(Dataset entries on figures)
★ ★ ★ ★
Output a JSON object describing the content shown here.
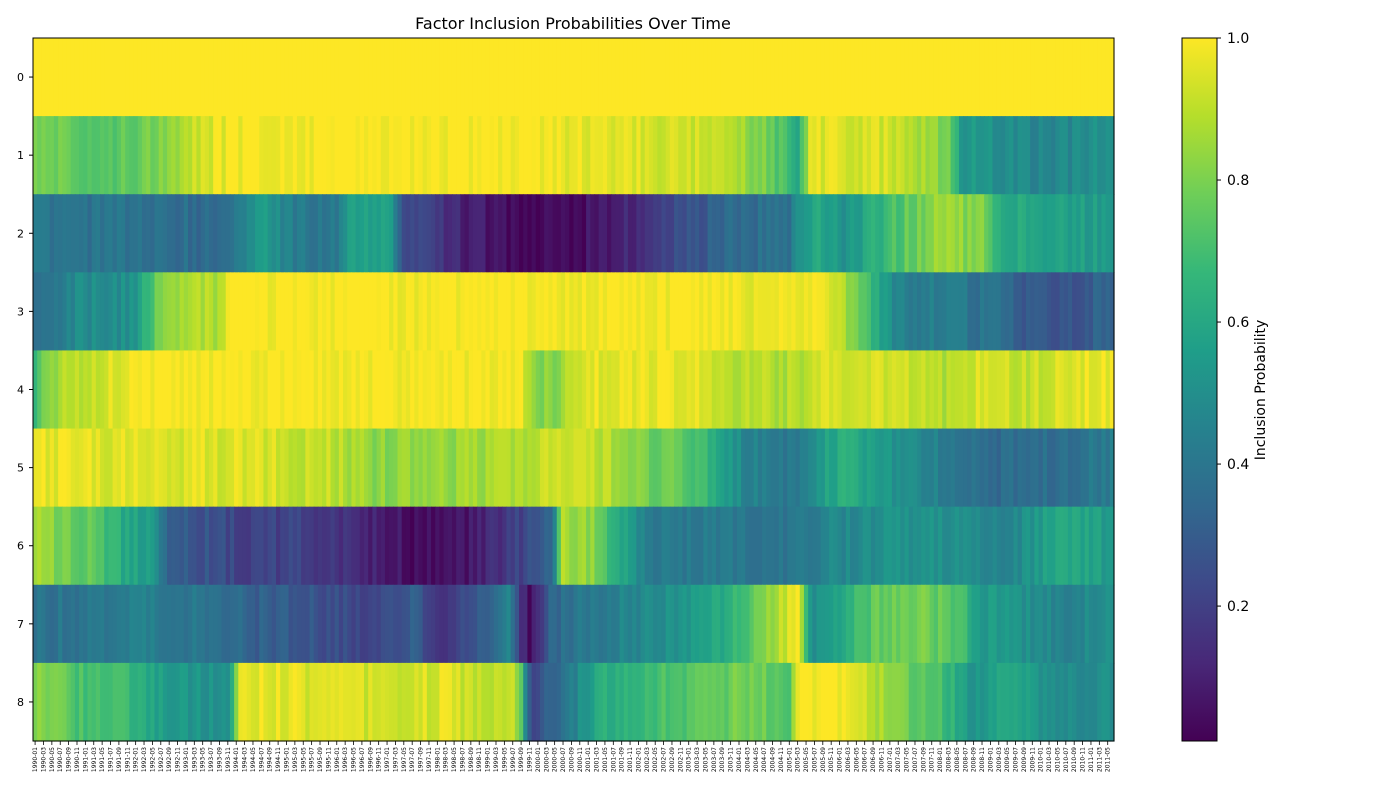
{
  "chart_data": {
    "type": "heatmap",
    "title": "Factor Inclusion Probabilities Over Time",
    "xlabel": "",
    "ylabel": "",
    "colorbar": {
      "label": "Inclusion Probability",
      "colormap": "viridis",
      "range": [
        0.01,
        1.0
      ],
      "ticks": [
        0.2,
        0.4,
        0.6,
        0.8,
        1.0
      ],
      "tick_labels": [
        "0.2",
        "0.4",
        "0.6",
        "0.8",
        "1.0"
      ]
    },
    "rows": [
      "0",
      "1",
      "2",
      "3",
      "4",
      "5",
      "6",
      "7",
      "8"
    ],
    "x_start_month": "1990-01",
    "x_count": 258,
    "x_tick_step": 2,
    "x_tick_note": "x tick labels are dense monthly dates rotated 90 degrees (illegible in source)",
    "x_label_format": "YYYY-MM",
    "profiles": [
      [
        [
          0,
          1.0
        ],
        [
          1,
          1.0
        ]
      ],
      [
        [
          0,
          0.82
        ],
        [
          0.05,
          0.72
        ],
        [
          0.1,
          0.78
        ],
        [
          0.16,
          0.95
        ],
        [
          0.2,
          1.0
        ],
        [
          0.45,
          1.0
        ],
        [
          0.5,
          0.97
        ],
        [
          0.64,
          0.92
        ],
        [
          0.68,
          0.78
        ],
        [
          0.71,
          0.62
        ],
        [
          0.72,
          0.95
        ],
        [
          0.78,
          0.95
        ],
        [
          0.82,
          0.88
        ],
        [
          0.85,
          0.78
        ],
        [
          0.86,
          0.55
        ],
        [
          0.9,
          0.5
        ],
        [
          0.94,
          0.45
        ],
        [
          1,
          0.52
        ]
      ],
      [
        [
          0,
          0.4
        ],
        [
          0.1,
          0.38
        ],
        [
          0.18,
          0.35
        ],
        [
          0.21,
          0.55
        ],
        [
          0.24,
          0.42
        ],
        [
          0.28,
          0.4
        ],
        [
          0.29,
          0.58
        ],
        [
          0.33,
          0.55
        ],
        [
          0.34,
          0.25
        ],
        [
          0.4,
          0.1
        ],
        [
          0.45,
          0.02
        ],
        [
          0.5,
          0.04
        ],
        [
          0.55,
          0.12
        ],
        [
          0.6,
          0.25
        ],
        [
          0.65,
          0.35
        ],
        [
          0.7,
          0.38
        ],
        [
          0.71,
          0.55
        ],
        [
          0.73,
          0.62
        ],
        [
          0.75,
          0.5
        ],
        [
          0.8,
          0.72
        ],
        [
          0.84,
          0.85
        ],
        [
          0.88,
          0.8
        ],
        [
          0.9,
          0.62
        ],
        [
          0.94,
          0.58
        ],
        [
          1,
          0.55
        ]
      ],
      [
        [
          0,
          0.35
        ],
        [
          0.04,
          0.48
        ],
        [
          0.09,
          0.5
        ],
        [
          0.12,
          0.85
        ],
        [
          0.17,
          0.88
        ],
        [
          0.18,
          1.0
        ],
        [
          0.6,
          1.0
        ],
        [
          0.68,
          0.97
        ],
        [
          0.71,
          0.95
        ],
        [
          0.72,
          1.0
        ],
        [
          0.74,
          0.96
        ],
        [
          0.76,
          0.8
        ],
        [
          0.78,
          0.62
        ],
        [
          0.8,
          0.45
        ],
        [
          0.85,
          0.42
        ],
        [
          0.9,
          0.35
        ],
        [
          0.92,
          0.3
        ],
        [
          0.95,
          0.25
        ],
        [
          1,
          0.35
        ]
      ],
      [
        [
          0,
          0.62
        ],
        [
          0.01,
          0.85
        ],
        [
          0.05,
          0.9
        ],
        [
          0.08,
          0.97
        ],
        [
          0.1,
          1.0
        ],
        [
          0.45,
          1.0
        ],
        [
          0.46,
          0.85
        ],
        [
          0.48,
          0.8
        ],
        [
          0.5,
          0.95
        ],
        [
          0.6,
          0.97
        ],
        [
          0.65,
          0.9
        ],
        [
          0.7,
          0.88
        ],
        [
          0.75,
          0.95
        ],
        [
          0.8,
          0.92
        ],
        [
          0.85,
          0.88
        ],
        [
          0.88,
          0.95
        ],
        [
          0.92,
          0.9
        ],
        [
          0.96,
          0.95
        ],
        [
          1,
          0.98
        ]
      ],
      [
        [
          0,
          0.97
        ],
        [
          0.06,
          0.95
        ],
        [
          0.2,
          0.95
        ],
        [
          0.28,
          0.9
        ],
        [
          0.32,
          0.82
        ],
        [
          0.4,
          0.85
        ],
        [
          0.48,
          0.92
        ],
        [
          0.53,
          0.9
        ],
        [
          0.56,
          0.8
        ],
        [
          0.6,
          0.75
        ],
        [
          0.63,
          0.65
        ],
        [
          0.66,
          0.45
        ],
        [
          0.71,
          0.4
        ],
        [
          0.73,
          0.55
        ],
        [
          0.75,
          0.62
        ],
        [
          0.8,
          0.5
        ],
        [
          0.85,
          0.42
        ],
        [
          0.9,
          0.35
        ],
        [
          0.95,
          0.38
        ],
        [
          1,
          0.42
        ]
      ],
      [
        [
          0,
          0.85
        ],
        [
          0.05,
          0.75
        ],
        [
          0.08,
          0.62
        ],
        [
          0.11,
          0.55
        ],
        [
          0.12,
          0.35
        ],
        [
          0.15,
          0.28
        ],
        [
          0.2,
          0.2
        ],
        [
          0.25,
          0.22
        ],
        [
          0.3,
          0.12
        ],
        [
          0.35,
          0.05
        ],
        [
          0.38,
          0.02
        ],
        [
          0.42,
          0.12
        ],
        [
          0.46,
          0.25
        ],
        [
          0.48,
          0.35
        ],
        [
          0.49,
          0.88
        ],
        [
          0.52,
          0.82
        ],
        [
          0.55,
          0.55
        ],
        [
          0.58,
          0.4
        ],
        [
          0.62,
          0.42
        ],
        [
          0.67,
          0.4
        ],
        [
          0.7,
          0.38
        ],
        [
          0.73,
          0.45
        ],
        [
          0.77,
          0.5
        ],
        [
          0.82,
          0.52
        ],
        [
          0.87,
          0.48
        ],
        [
          0.9,
          0.42
        ],
        [
          0.93,
          0.55
        ],
        [
          0.96,
          0.6
        ],
        [
          1,
          0.55
        ]
      ],
      [
        [
          0,
          0.38
        ],
        [
          0.05,
          0.4
        ],
        [
          0.1,
          0.45
        ],
        [
          0.15,
          0.4
        ],
        [
          0.2,
          0.32
        ],
        [
          0.25,
          0.28
        ],
        [
          0.3,
          0.22
        ],
        [
          0.35,
          0.3
        ],
        [
          0.38,
          0.15
        ],
        [
          0.42,
          0.3
        ],
        [
          0.44,
          0.45
        ],
        [
          0.45,
          0.2
        ],
        [
          0.46,
          0.02
        ],
        [
          0.48,
          0.35
        ],
        [
          0.52,
          0.42
        ],
        [
          0.58,
          0.5
        ],
        [
          0.62,
          0.55
        ],
        [
          0.66,
          0.72
        ],
        [
          0.69,
          0.88
        ],
        [
          0.71,
          1.0
        ],
        [
          0.72,
          0.5
        ],
        [
          0.75,
          0.62
        ],
        [
          0.78,
          0.75
        ],
        [
          0.82,
          0.8
        ],
        [
          0.86,
          0.7
        ],
        [
          0.88,
          0.55
        ],
        [
          0.92,
          0.5
        ],
        [
          0.96,
          0.45
        ],
        [
          1,
          0.5
        ]
      ],
      [
        [
          0,
          0.82
        ],
        [
          0.04,
          0.72
        ],
        [
          0.08,
          0.68
        ],
        [
          0.12,
          0.55
        ],
        [
          0.18,
          0.5
        ],
        [
          0.19,
          0.97
        ],
        [
          0.25,
          0.95
        ],
        [
          0.32,
          0.92
        ],
        [
          0.38,
          0.95
        ],
        [
          0.42,
          0.9
        ],
        [
          0.44,
          0.92
        ],
        [
          0.45,
          0.85
        ],
        [
          0.46,
          0.22
        ],
        [
          0.48,
          0.35
        ],
        [
          0.5,
          0.45
        ],
        [
          0.52,
          0.6
        ],
        [
          0.56,
          0.68
        ],
        [
          0.6,
          0.72
        ],
        [
          0.63,
          0.75
        ],
        [
          0.66,
          0.8
        ],
        [
          0.7,
          0.72
        ],
        [
          0.71,
          1.0
        ],
        [
          0.74,
          1.0
        ],
        [
          0.77,
          0.92
        ],
        [
          0.8,
          0.8
        ],
        [
          0.84,
          0.72
        ],
        [
          0.87,
          0.52
        ],
        [
          0.9,
          0.6
        ],
        [
          0.95,
          0.48
        ],
        [
          1,
          0.5
        ]
      ]
    ]
  }
}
★ ★ ★ ★
Look through the entries above; copy every line holding the string "Inclusion".

# RESPONSE TO THE TASK
    "title": "Factor Inclusion Probabilities Over Time",
      "label": "Inclusion Probability",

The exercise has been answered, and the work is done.